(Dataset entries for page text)
——

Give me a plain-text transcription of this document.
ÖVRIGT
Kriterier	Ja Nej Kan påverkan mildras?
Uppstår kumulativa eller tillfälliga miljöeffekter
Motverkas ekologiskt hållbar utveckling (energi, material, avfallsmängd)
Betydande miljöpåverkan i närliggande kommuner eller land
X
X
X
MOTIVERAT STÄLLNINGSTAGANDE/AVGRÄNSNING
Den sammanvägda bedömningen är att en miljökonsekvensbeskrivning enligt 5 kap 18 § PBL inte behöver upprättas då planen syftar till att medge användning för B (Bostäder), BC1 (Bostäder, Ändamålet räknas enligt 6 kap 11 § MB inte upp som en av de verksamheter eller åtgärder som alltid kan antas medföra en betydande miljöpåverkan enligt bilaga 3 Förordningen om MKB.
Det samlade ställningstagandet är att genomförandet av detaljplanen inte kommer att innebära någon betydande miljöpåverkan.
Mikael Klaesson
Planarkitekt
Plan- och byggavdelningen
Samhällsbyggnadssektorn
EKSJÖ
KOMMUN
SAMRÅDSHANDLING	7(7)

——

Once you have read the records above, write them out again exactly.

- _OUTPUT FOR THIS EXERCISE_:
Give me a plain-text transcription of this document.
ÖVRIGT
Kriterier	Ja Nej Kan påverkan mildras?
Uppstår kumulativa eller tillfälliga miljöeffekter
Motverkas ekologiskt hållbar utveckling (energi, material, avfallsmängd)
Betydande miljöpåverkan i närliggande kommuner eller land
X
X
X
MOTIVERAT STÄLLNINGSTAGANDE/AVGRÄNSNING
Den sammanvägda bedömningen är att en miljökonsekvensbeskrivning enligt 5 kap 18 § PBL inte behöver upprättas då planen syftar till att medge användning för B (Bostäder), BC1 (Bostäder, Ändamålet räknas enligt 6 kap 11 § MB inte upp som en av de verksamheter eller åtgärder som alltid kan antas medföra en betydande miljöpåverkan enligt bilaga 3 Förordningen om MKB.
Det samlade ställningstagandet är att genomförandet av detaljplanen inte kommer att innebära någon betydande miljöpåverkan.
Mikael Klaesson
Planarkitekt
Plan- och byggavdelningen
Samhällsbyggnadssektorn
EKSJÖ
KOMMUN
SAMRÅDSHANDLING	7(7)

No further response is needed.